◆ What is required ◆
Print the entries below in their entirety, exactly as they are written.

Stored data entries:
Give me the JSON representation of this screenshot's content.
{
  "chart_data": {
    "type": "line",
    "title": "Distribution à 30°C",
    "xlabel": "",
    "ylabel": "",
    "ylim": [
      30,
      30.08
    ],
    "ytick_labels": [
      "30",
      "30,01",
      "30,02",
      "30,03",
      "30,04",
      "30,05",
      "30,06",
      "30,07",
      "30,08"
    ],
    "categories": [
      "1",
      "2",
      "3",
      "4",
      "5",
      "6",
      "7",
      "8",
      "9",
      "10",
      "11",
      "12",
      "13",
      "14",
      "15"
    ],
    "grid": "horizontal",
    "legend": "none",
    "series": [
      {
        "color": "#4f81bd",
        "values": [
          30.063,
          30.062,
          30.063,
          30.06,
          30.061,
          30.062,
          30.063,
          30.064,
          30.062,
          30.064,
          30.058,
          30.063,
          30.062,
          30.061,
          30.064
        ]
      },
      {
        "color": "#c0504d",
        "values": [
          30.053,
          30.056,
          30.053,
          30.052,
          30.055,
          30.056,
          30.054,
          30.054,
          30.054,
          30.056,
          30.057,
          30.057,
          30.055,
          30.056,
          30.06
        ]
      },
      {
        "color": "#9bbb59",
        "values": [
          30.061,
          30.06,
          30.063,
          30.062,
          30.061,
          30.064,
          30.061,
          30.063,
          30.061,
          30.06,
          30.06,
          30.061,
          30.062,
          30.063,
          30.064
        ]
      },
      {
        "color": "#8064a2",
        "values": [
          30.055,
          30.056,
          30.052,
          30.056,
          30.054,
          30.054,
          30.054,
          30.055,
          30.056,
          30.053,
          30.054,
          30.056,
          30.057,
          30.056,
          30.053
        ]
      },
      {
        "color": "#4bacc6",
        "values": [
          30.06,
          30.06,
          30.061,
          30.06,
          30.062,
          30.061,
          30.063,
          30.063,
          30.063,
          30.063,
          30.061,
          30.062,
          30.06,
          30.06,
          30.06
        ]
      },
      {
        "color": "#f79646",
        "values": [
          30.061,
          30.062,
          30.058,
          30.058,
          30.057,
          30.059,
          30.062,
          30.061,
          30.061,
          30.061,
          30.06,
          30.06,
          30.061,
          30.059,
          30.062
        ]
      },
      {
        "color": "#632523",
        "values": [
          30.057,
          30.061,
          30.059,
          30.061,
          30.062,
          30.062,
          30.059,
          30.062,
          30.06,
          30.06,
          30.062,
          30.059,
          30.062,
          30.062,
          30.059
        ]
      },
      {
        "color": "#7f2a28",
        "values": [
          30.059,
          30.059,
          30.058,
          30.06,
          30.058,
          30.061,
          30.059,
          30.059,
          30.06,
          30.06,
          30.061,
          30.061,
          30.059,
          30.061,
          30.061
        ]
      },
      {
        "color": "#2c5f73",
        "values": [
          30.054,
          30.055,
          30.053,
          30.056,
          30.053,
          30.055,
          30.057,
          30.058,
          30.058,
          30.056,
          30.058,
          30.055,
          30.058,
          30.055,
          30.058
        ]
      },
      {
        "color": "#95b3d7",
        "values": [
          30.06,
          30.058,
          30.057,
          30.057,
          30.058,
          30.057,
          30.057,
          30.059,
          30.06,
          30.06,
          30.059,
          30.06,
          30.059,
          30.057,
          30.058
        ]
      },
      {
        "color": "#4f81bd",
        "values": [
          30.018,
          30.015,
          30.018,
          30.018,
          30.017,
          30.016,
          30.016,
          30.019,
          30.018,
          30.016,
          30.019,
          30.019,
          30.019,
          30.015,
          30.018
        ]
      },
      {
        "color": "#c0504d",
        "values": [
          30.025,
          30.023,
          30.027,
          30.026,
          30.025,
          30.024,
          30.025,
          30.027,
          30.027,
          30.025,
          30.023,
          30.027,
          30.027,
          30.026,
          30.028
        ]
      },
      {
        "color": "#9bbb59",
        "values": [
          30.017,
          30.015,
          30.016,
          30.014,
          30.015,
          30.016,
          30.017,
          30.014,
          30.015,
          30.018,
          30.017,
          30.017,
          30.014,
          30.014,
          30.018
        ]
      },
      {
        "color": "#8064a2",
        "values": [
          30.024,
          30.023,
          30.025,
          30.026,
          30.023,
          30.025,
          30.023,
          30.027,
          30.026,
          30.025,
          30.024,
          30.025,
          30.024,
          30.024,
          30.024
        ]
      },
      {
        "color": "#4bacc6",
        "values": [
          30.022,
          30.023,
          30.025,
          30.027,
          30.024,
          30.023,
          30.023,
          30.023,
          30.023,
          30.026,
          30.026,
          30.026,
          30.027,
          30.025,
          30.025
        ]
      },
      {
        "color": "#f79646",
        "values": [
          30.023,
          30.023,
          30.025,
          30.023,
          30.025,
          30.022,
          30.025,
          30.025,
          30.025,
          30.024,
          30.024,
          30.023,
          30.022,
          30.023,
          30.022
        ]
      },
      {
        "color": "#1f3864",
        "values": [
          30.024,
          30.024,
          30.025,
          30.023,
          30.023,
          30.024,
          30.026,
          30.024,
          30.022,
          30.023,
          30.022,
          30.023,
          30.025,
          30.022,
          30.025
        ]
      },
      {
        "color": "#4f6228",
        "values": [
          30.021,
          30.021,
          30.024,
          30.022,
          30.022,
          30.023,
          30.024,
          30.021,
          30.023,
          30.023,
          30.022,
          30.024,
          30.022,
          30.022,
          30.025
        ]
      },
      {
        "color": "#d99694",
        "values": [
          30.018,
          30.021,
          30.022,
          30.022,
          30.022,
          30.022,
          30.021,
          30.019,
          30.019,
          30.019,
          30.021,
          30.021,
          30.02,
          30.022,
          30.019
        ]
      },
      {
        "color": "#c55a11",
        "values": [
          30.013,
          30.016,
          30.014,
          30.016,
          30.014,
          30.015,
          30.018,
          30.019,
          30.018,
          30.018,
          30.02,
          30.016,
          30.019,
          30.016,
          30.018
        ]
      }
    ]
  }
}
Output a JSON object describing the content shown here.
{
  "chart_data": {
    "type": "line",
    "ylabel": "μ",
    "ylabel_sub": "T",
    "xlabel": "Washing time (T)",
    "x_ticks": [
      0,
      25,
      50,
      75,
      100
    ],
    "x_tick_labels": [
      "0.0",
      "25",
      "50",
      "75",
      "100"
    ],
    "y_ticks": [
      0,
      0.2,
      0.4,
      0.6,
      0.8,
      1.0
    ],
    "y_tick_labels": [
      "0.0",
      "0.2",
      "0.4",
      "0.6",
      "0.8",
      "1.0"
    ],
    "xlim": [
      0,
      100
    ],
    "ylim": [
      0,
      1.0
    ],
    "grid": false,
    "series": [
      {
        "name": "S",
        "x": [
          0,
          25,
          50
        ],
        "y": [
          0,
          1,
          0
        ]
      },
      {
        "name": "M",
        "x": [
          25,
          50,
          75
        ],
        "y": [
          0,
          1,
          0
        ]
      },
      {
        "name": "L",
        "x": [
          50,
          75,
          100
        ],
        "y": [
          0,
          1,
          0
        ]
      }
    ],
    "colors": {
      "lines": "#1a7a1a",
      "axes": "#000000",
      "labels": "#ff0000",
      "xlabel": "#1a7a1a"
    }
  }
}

◆ Answer to this task ◆
Give me the JSON representation of this screenshot's content.
{
  "chart_data": {
    "type": "line",
    "title": "Distribution à 30°C",
    "xlabel": "",
    "ylabel": "",
    "ylim": [
      30,
      30.08
    ],
    "ytick_labels": [
      "30",
      "30,01",
      "30,02",
      "30,03",
      "30,04",
      "30,05",
      "30,06",
      "30,07",
      "30,08"
    ],
    "categories": [
      "1",
      "2",
      "3",
      "4",
      "5",
      "6",
      "7",
      "8",
      "9",
      "10",
      "11",
      "12",
      "13",
      "14",
      "15"
    ],
    "grid": "horizontal",
    "legend": "none",
    "series": [
      {
        "color": "#4f81bd",
        "values": [
          30.063,
          30.062,
          30.063,
          30.06,
          30.061,
          30.062,
          30.063,
          30.064,
          30.062,
          30.064,
          30.058,
          30.063,
          30.062,
          30.061,
          30.064
        ]
      },
      {
        "color": "#c0504d",
        "values": [
          30.053,
          30.056,
          30.053,
          30.052,
          30.055,
          30.056,
          30.054,
          30.054,
          30.054,
          30.056,
          30.057,
          30.057,
          30.055,
          30.056,
          30.06
        ]
      },
      {
        "color": "#9bbb59",
        "values": [
          30.061,
          30.06,
          30.063,
          30.062,
          30.061,
          30.064,
          30.061,
          30.063,
          30.061,
          30.06,
          30.06,
          30.061,
          30.062,
          30.063,
          30.064
        ]
      },
      {
        "color": "#8064a2",
        "values": [
          30.055,
          30.056,
          30.052,
          30.056,
          30.054,
          30.054,
          30.054,
          30.055,
          30.056,
          30.053,
          30.054,
          30.056,
          30.057,
          30.056,
          30.053
        ]
      },
      {
        "color": "#4bacc6",
        "values": [
          30.06,
          30.06,
          30.061,
          30.06,
          30.062,
          30.061,
          30.063,
          30.063,
          30.063,
          30.063,
          30.061,
          30.062,
          30.06,
          30.06,
          30.06
        ]
      },
      {
        "color": "#f79646",
        "values": [
          30.061,
          30.062,
          30.058,
          30.058,
          30.057,
          30.059,
          30.062,
          30.061,
          30.061,
          30.061,
          30.06,
          30.06,
          30.061,
          30.059,
          30.062
        ]
      },
      {
        "color": "#632523",
        "values": [
          30.057,
          30.061,
          30.059,
          30.061,
          30.062,
          30.062,
          30.059,
          30.062,
          30.06,
          30.06,
          30.062,
          30.059,
          30.062,
          30.062,
          30.059
        ]
      },
      {
        "color": "#7f2a28",
        "values": [
          30.059,
          30.059,
          30.058,
          30.06,
          30.058,
          30.061,
          30.059,
          30.059,
          30.06,
          30.06,
          30.061,
          30.061,
          30.059,
          30.061,
          30.061
        ]
      },
      {
        "color": "#2c5f73",
        "values": [
          30.054,
          30.055,
          30.053,
          30.056,
          30.053,
          30.055,
          30.057,
          30.058,
          30.058,
          30.056,
          30.058,
          30.055,
          30.058,
          30.055,
          30.058
        ]
      },
      {
        "color": "#95b3d7",
        "values": [
          30.06,
          30.058,
          30.057,
          30.057,
          30.058,
          30.057,
          30.057,
          30.059,
          30.06,
          30.06,
          30.059,
          30.06,
          30.059,
          30.057,
          30.058
        ]
      },
      {
        "color": "#4f81bd",
        "values": [
          30.018,
          30.015,
          30.018,
          30.018,
          30.017,
          30.016,
          30.016,
          30.019,
          30.018,
          30.016,
          30.019,
          30.019,
          30.019,
          30.015,
          30.018
        ]
      },
      {
        "color": "#c0504d",
        "values": [
          30.025,
          30.023,
          30.027,
          30.026,
          30.025,
          30.024,
          30.025,
          30.027,
          30.027,
          30.025,
          30.023,
          30.027,
          30.027,
          30.026,
          30.028
        ]
      },
      {
        "color": "#9bbb59",
        "values": [
          30.017,
          30.015,
          30.016,
          30.014,
          30.015,
          30.016,
          30.017,
          30.014,
          30.015,
          30.018,
          30.017,
          30.017,
          30.014,
          30.014,
          30.018
        ]
      },
      {
        "color": "#8064a2",
        "values": [
          30.024,
          30.023,
          30.025,
          30.026,
          30.023,
          30.025,
          30.023,
          30.027,
          30.026,
          30.025,
          30.024,
          30.025,
          30.024,
          30.024,
          30.024
        ]
      },
      {
        "color": "#4bacc6",
        "values": [
          30.022,
          30.023,
          30.025,
          30.027,
          30.024,
          30.023,
          30.023,
          30.023,
          30.023,
          30.026,
          30.026,
          30.026,
          30.027,
          30.025,
          30.025
        ]
      },
      {
        "color": "#f79646",
        "values": [
          30.023,
          30.023,
          30.025,
          30.023,
          30.025,
          30.022,
          30.025,
          30.025,
          30.025,
          30.024,
          30.024,
          30.023,
          30.022,
          30.023,
          30.022
        ]
      },
      {
        "color": "#1f3864",
        "values": [
          30.024,
          30.024,
          30.025,
          30.023,
          30.023,
          30.024,
          30.026,
          30.024,
          30.022,
          30.023,
          30.022,
          30.023,
          30.025,
          30.022,
          30.025
        ]
      },
      {
        "color": "#4f6228",
        "values": [
          30.021,
          30.021,
          30.024,
          30.022,
          30.022,
          30.023,
          30.024,
          30.021,
          30.023,
          30.023,
          30.022,
          30.024,
          30.022,
          30.022,
          30.025
        ]
      },
      {
        "color": "#d99694",
        "values": [
          30.018,
          30.021,
          30.022,
          30.022,
          30.022,
          30.022,
          30.021,
          30.019,
          30.019,
          30.019,
          30.021,
          30.021,
          30.02,
          30.022,
          30.019
        ]
      },
      {
        "color": "#c55a11",
        "values": [
          30.013,
          30.016,
          30.014,
          30.016,
          30.014,
          30.015,
          30.018,
          30.019,
          30.018,
          30.018,
          30.02,
          30.016,
          30.019,
          30.016,
          30.018
        ]
      }
    ]
  }
}
Output a JSON object describing the content shown here.
{
  "chart_data": {
    "type": "line",
    "ylabel": "μ",
    "ylabel_sub": "T",
    "xlabel": "Washing time (T)",
    "x_ticks": [
      0,
      25,
      50,
      75,
      100
    ],
    "x_tick_labels": [
      "0.0",
      "25",
      "50",
      "75",
      "100"
    ],
    "y_ticks": [
      0,
      0.2,
      0.4,
      0.6,
      0.8,
      1.0
    ],
    "y_tick_labels": [
      "0.0",
      "0.2",
      "0.4",
      "0.6",
      "0.8",
      "1.0"
    ],
    "xlim": [
      0,
      100
    ],
    "ylim": [
      0,
      1.0
    ],
    "grid": false,
    "series": [
      {
        "name": "S",
        "x": [
          0,
          25,
          50
        ],
        "y": [
          0,
          1,
          0
        ]
      },
      {
        "name": "M",
        "x": [
          25,
          50,
          75
        ],
        "y": [
          0,
          1,
          0
        ]
      },
      {
        "name": "L",
        "x": [
          50,
          75,
          100
        ],
        "y": [
          0,
          1,
          0
        ]
      }
    ],
    "colors": {
      "lines": "#1a7a1a",
      "axes": "#000000",
      "labels": "#ff0000",
      "xlabel": "#1a7a1a"
    }
  }
}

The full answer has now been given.